:: STORED DATA
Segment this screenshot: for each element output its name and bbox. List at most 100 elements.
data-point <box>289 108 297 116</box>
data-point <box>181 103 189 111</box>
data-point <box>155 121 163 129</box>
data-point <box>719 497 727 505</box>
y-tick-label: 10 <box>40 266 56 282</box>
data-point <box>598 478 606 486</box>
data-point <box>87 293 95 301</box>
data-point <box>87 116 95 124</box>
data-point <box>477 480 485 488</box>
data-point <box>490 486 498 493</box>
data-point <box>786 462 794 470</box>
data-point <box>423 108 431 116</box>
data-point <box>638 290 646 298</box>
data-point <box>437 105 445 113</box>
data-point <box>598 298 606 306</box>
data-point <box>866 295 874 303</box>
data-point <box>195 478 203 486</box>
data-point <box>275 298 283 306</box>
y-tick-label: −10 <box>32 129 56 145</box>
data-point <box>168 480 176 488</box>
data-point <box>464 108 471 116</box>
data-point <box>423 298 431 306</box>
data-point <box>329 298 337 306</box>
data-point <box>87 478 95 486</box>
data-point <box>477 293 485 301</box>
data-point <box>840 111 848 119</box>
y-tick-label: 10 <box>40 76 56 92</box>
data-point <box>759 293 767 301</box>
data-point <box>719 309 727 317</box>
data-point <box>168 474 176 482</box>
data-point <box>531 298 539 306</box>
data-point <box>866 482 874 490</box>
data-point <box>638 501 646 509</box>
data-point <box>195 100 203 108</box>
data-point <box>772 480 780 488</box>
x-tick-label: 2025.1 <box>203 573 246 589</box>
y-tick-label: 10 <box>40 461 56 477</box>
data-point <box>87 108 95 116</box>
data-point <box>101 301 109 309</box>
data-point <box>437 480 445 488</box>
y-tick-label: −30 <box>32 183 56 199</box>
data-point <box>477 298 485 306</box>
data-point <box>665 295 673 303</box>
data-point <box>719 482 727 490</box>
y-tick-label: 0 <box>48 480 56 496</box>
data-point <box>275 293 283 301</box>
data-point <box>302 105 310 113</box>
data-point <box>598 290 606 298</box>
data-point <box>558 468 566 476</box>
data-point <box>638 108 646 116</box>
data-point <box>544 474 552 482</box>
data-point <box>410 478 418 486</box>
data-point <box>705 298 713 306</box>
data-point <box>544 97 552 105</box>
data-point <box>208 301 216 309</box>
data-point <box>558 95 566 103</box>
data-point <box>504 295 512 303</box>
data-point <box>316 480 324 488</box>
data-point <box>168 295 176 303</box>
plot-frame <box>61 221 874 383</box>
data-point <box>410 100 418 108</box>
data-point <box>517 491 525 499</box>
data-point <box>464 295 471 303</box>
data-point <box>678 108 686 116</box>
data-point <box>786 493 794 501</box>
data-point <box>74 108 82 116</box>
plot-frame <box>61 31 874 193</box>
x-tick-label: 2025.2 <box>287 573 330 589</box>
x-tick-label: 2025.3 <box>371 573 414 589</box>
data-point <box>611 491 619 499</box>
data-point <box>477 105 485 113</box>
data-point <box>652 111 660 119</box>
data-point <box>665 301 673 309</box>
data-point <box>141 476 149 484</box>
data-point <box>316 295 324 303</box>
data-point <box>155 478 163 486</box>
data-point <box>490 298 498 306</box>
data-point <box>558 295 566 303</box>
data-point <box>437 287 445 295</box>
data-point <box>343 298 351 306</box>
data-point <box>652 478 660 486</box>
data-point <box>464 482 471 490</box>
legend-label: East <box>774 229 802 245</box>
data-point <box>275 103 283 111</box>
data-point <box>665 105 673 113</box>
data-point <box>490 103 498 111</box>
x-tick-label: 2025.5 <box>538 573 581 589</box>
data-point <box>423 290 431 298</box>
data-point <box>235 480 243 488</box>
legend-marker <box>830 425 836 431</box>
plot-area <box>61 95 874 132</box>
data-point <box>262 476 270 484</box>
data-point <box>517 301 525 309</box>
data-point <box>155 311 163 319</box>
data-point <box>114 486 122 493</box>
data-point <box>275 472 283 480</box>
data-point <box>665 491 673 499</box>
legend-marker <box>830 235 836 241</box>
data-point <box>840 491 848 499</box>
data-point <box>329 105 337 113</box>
::::
» TASK GOAL:
Transcribe the lines above, starting with the first one and going on through the one containing "data-point <box>423 108 431 116</box>", with every character unchanged.

» RESPONSE TO THE TASK:
Segment this screenshot: for each element output its name and bbox. List at most 100 elements.
data-point <box>289 108 297 116</box>
data-point <box>181 103 189 111</box>
data-point <box>155 121 163 129</box>
data-point <box>719 497 727 505</box>
y-tick-label: 10 <box>40 266 56 282</box>
data-point <box>598 478 606 486</box>
data-point <box>87 293 95 301</box>
data-point <box>87 116 95 124</box>
data-point <box>477 480 485 488</box>
data-point <box>490 486 498 493</box>
data-point <box>786 462 794 470</box>
data-point <box>423 108 431 116</box>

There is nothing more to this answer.